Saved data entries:
◇ ◇ ◇ ◇ ◇
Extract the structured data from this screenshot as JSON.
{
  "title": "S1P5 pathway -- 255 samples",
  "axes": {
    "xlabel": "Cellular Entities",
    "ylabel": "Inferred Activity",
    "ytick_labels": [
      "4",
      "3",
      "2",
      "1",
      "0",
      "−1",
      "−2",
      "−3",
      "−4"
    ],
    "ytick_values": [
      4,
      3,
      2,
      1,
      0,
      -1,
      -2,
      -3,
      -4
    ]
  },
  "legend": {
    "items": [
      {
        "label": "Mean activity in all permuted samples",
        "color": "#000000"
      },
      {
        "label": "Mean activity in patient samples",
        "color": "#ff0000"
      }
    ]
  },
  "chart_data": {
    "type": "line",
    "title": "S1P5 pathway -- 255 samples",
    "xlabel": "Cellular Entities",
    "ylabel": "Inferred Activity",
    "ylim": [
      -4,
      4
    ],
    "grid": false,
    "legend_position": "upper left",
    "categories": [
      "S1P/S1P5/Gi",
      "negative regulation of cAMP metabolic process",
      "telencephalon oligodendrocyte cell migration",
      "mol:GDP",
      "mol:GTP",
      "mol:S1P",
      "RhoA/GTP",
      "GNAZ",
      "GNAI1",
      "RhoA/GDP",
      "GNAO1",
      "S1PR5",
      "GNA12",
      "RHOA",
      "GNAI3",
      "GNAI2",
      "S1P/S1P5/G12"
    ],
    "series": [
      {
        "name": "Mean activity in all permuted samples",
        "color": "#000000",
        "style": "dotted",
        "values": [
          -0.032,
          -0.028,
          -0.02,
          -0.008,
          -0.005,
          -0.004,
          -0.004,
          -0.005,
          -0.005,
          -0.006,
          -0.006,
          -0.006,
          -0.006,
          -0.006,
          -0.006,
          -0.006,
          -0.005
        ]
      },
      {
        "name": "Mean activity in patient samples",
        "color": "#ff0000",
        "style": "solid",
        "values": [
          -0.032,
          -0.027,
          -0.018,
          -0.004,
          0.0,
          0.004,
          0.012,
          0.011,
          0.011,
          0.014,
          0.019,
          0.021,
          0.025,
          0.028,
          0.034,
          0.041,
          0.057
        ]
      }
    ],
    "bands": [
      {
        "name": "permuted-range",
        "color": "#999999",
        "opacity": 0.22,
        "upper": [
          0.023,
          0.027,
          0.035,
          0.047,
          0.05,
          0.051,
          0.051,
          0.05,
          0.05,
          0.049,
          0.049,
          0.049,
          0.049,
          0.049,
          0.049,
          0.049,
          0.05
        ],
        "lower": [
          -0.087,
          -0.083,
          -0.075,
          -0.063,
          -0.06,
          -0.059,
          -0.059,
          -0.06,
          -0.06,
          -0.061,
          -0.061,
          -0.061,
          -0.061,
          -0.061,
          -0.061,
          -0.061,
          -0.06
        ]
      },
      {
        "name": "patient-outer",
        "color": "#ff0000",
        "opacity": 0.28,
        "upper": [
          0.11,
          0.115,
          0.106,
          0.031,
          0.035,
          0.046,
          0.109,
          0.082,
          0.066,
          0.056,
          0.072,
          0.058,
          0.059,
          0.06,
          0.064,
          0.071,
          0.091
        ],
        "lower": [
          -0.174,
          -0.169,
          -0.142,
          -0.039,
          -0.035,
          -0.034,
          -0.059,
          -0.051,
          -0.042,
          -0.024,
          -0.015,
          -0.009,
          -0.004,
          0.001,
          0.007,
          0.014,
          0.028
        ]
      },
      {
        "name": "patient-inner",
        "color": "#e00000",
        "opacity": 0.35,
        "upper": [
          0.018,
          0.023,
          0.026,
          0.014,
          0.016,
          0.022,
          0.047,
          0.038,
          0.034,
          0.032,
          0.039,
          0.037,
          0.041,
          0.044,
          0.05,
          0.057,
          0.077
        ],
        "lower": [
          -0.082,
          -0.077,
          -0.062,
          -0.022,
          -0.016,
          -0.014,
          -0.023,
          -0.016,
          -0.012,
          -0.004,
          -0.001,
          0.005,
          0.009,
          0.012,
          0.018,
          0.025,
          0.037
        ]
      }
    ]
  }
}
◇ ◇ ◇ ◇ ◇
• **Written task**:
Would you reproduce all the entries exactly?

• **Output below**:
Extract the structured data from this screenshot as JSON.
{
  "title": "S1P5 pathway -- 255 samples",
  "axes": {
    "xlabel": "Cellular Entities",
    "ylabel": "Inferred Activity",
    "ytick_labels": [
      "4",
      "3",
      "2",
      "1",
      "0",
      "−1",
      "−2",
      "−3",
      "−4"
    ],
    "ytick_values": [
      4,
      3,
      2,
      1,
      0,
      -1,
      -2,
      -3,
      -4
    ]
  },
  "legend": {
    "items": [
      {
        "label": "Mean activity in all permuted samples",
        "color": "#000000"
      },
      {
        "label": "Mean activity in patient samples",
        "color": "#ff0000"
      }
    ]
  },
  "chart_data": {
    "type": "line",
    "title": "S1P5 pathway -- 255 samples",
    "xlabel": "Cellular Entities",
    "ylabel": "Inferred Activity",
    "ylim": [
      -4,
      4
    ],
    "grid": false,
    "legend_position": "upper left",
    "categories": [
      "S1P/S1P5/Gi",
      "negative regulation of cAMP metabolic process",
      "telencephalon oligodendrocyte cell migration",
      "mol:GDP",
      "mol:GTP",
      "mol:S1P",
      "RhoA/GTP",
      "GNAZ",
      "GNAI1",
      "RhoA/GDP",
      "GNAO1",
      "S1PR5",
      "GNA12",
      "RHOA",
      "GNAI3",
      "GNAI2",
      "S1P/S1P5/G12"
    ],
    "series": [
      {
        "name": "Mean activity in all permuted samples",
        "color": "#000000",
        "style": "dotted",
        "values": [
          -0.032,
          -0.028,
          -0.02,
          -0.008,
          -0.005,
          -0.004,
          -0.004,
          -0.005,
          -0.005,
          -0.006,
          -0.006,
          -0.006,
          -0.006,
          -0.006,
          -0.006,
          -0.006,
          -0.005
        ]
      },
      {
        "name": "Mean activity in patient samples",
        "color": "#ff0000",
        "style": "solid",
        "values": [
          -0.032,
          -0.027,
          -0.018,
          -0.004,
          0.0,
          0.004,
          0.012,
          0.011,
          0.011,
          0.014,
          0.019,
          0.021,
          0.025,
          0.028,
          0.034,
          0.041,
          0.057
        ]
      }
    ],
    "bands": [
      {
        "name": "permuted-range",
        "color": "#999999",
        "opacity": 0.22,
        "upper": [
          0.023,
          0.027,
          0.035,
          0.047,
          0.05,
          0.051,
          0.051,
          0.05,
          0.05,
          0.049,
          0.049,
          0.049,
          0.049,
          0.049,
          0.049,
          0.049,
          0.05
        ],
        "lower": [
          -0.087,
          -0.083,
          -0.075,
          -0.063,
          -0.06,
          -0.059,
          -0.059,
          -0.06,
          -0.06,
          -0.061,
          -0.061,
          -0.061,
          -0.061,
          -0.061,
          -0.061,
          -0.061,
          -0.06
        ]
      },
      {
        "name": "patient-outer",
        "color": "#ff0000",
        "opacity": 0.28,
        "upper": [
          0.11,
          0.115,
          0.106,
          0.031,
          0.035,
          0.046,
          0.109,
          0.082,
          0.066,
          0.056,
          0.072,
          0.058,
          0.059,
          0.06,
          0.064,
          0.071,
          0.091
        ],
        "lower": [
          -0.174,
          -0.169,
          -0.142,
          -0.039,
          -0.035,
          -0.034,
          -0.059,
          -0.051,
          -0.042,
          -0.024,
          -0.015,
          -0.009,
          -0.004,
          0.001,
          0.007,
          0.014,
          0.028
        ]
      },
      {
        "name": "patient-inner",
        "color": "#e00000",
        "opacity": 0.35,
        "upper": [
          0.018,
          0.023,
          0.026,
          0.014,
          0.016,
          0.022,
          0.047,
          0.038,
          0.034,
          0.032,
          0.039,
          0.037,
          0.041,
          0.044,
          0.05,
          0.057,
          0.077
        ],
        "lower": [
          -0.082,
          -0.077,
          -0.062,
          -0.022,
          -0.016,
          -0.014,
          -0.023,
          -0.016,
          -0.012,
          -0.004,
          -0.001,
          0.005,
          0.009,
          0.012,
          0.018,
          0.025,
          0.037
        ]
      }
    ]
  }
}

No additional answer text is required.